* THE REQUEST
Copy out all lines that carry the word "الآتي".

Saved entries:

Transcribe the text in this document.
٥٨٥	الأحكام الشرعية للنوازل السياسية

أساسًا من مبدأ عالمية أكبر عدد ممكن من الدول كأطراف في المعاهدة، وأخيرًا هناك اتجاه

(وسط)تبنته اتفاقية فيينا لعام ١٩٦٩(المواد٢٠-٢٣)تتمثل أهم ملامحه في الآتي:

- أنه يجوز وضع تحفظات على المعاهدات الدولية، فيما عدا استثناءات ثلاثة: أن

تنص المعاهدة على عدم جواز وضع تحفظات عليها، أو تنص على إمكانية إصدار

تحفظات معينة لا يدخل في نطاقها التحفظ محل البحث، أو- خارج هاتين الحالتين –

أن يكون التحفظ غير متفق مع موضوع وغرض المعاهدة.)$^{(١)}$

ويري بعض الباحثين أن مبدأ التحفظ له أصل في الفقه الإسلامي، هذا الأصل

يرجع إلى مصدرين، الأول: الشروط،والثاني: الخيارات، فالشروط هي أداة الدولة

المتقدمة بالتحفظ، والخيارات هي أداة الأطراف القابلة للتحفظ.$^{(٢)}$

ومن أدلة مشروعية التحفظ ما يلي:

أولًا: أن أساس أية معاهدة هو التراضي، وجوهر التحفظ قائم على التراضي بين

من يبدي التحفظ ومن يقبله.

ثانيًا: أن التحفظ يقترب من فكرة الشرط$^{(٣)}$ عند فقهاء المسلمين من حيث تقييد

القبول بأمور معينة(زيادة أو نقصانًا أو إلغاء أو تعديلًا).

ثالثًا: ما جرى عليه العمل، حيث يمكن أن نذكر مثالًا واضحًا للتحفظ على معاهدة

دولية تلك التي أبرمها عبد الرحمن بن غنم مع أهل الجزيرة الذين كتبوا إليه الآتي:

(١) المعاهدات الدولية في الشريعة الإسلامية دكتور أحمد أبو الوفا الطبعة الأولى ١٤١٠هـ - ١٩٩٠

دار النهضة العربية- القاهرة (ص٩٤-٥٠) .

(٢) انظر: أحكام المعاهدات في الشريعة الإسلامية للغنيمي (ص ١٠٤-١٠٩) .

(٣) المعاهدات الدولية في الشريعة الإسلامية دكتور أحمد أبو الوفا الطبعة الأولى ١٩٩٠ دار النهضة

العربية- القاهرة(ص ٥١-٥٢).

* OUTPUT FOR THIS TASK
(وسط)تبنته اتفاقية فيينا لعام ١٩٦٩(المواد٢٠-٢٣)تتمثل أهم ملامحه في الآتي:
دولية تلك التي أبرمها عبد الرحمن بن غنم مع أهل الجزيرة الذين كتبوا إليه الآتي:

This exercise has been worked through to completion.